▶ [Exercise requirements]
Pull out every line from the line containing "Extract all readable text from this page." through the end of the material, both ends included, and reproduce it exactly. Keep pictures out.

▶ [Data provided]
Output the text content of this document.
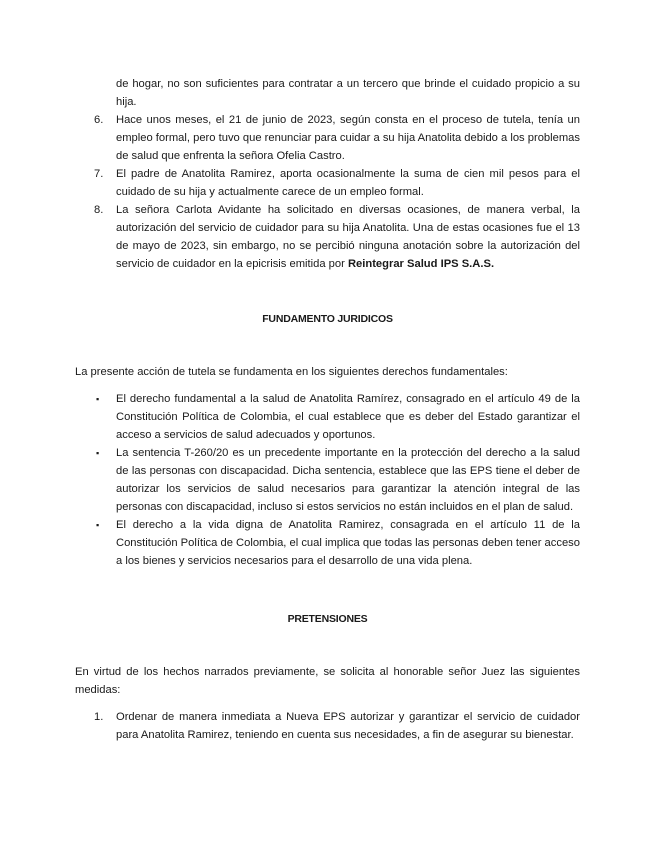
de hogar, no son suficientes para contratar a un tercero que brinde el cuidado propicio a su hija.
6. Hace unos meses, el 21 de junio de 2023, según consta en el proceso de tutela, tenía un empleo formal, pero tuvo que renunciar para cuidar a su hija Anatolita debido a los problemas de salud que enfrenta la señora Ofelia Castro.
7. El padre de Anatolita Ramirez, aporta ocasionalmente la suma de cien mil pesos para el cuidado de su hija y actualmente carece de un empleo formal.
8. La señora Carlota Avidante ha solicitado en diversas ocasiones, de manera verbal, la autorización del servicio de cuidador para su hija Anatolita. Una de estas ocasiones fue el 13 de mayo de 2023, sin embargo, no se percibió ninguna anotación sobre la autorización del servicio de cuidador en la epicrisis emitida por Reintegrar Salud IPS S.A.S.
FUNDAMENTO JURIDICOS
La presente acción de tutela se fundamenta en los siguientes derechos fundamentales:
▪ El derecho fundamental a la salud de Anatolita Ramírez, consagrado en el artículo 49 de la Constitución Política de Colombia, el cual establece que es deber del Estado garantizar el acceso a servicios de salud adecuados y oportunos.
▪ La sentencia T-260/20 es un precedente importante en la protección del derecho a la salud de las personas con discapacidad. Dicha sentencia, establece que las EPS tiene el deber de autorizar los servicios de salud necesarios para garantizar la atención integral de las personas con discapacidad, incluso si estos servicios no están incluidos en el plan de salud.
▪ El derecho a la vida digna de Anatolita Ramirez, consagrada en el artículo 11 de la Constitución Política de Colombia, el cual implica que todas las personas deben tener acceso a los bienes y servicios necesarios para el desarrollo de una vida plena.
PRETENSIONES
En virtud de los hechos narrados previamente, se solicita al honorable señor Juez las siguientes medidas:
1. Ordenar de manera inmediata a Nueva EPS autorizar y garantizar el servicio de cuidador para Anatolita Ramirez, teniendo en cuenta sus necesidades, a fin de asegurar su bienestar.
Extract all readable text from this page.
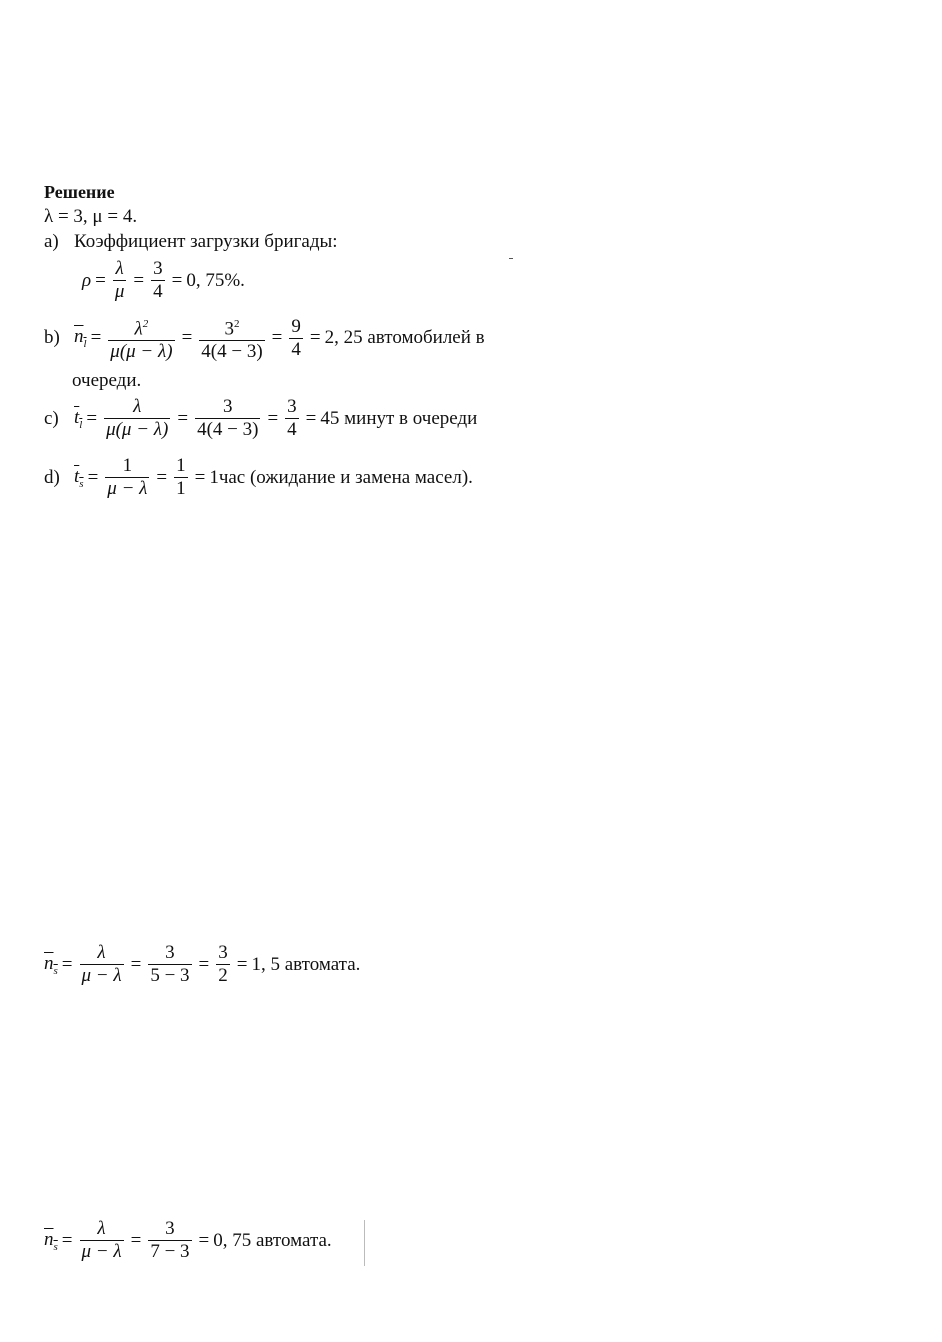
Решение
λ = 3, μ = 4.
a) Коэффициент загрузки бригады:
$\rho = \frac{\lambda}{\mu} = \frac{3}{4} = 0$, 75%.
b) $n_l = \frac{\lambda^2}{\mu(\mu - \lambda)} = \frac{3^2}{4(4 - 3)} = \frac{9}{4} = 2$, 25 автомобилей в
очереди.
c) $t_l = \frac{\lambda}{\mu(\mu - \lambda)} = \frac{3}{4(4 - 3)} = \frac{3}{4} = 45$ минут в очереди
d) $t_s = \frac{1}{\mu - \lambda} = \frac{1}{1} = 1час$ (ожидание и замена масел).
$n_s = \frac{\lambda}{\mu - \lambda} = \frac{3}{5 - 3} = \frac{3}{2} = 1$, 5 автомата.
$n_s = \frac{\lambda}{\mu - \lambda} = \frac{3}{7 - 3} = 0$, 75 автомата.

▶ [Result]
Extract all readable text from this page.
Решение
λ = 3, μ = 4.
a) Коэффициент загрузки бригады:
$\rho = \frac{\lambda}{\mu} = \frac{3}{4} = 0$, 75%.
b) $n_l = \frac{\lambda^2}{\mu(\mu - \lambda)} = \frac{3^2}{4(4 - 3)} = \frac{9}{4} = 2$, 25 автомобилей в
очереди.
c) $t_l = \frac{\lambda}{\mu(\mu - \lambda)} = \frac{3}{4(4 - 3)} = \frac{3}{4} = 45$ минут в очереди
d) $t_s = \frac{1}{\mu - \lambda} = \frac{1}{1} = 1час$ (ожидание и замена масел).
$n_s = \frac{\lambda}{\mu - \lambda} = \frac{3}{5 - 3} = \frac{3}{2} = 1$, 5 автомата.
$n_s = \frac{\lambda}{\mu - \lambda} = \frac{3}{7 - 3} = 0$, 75 автомата.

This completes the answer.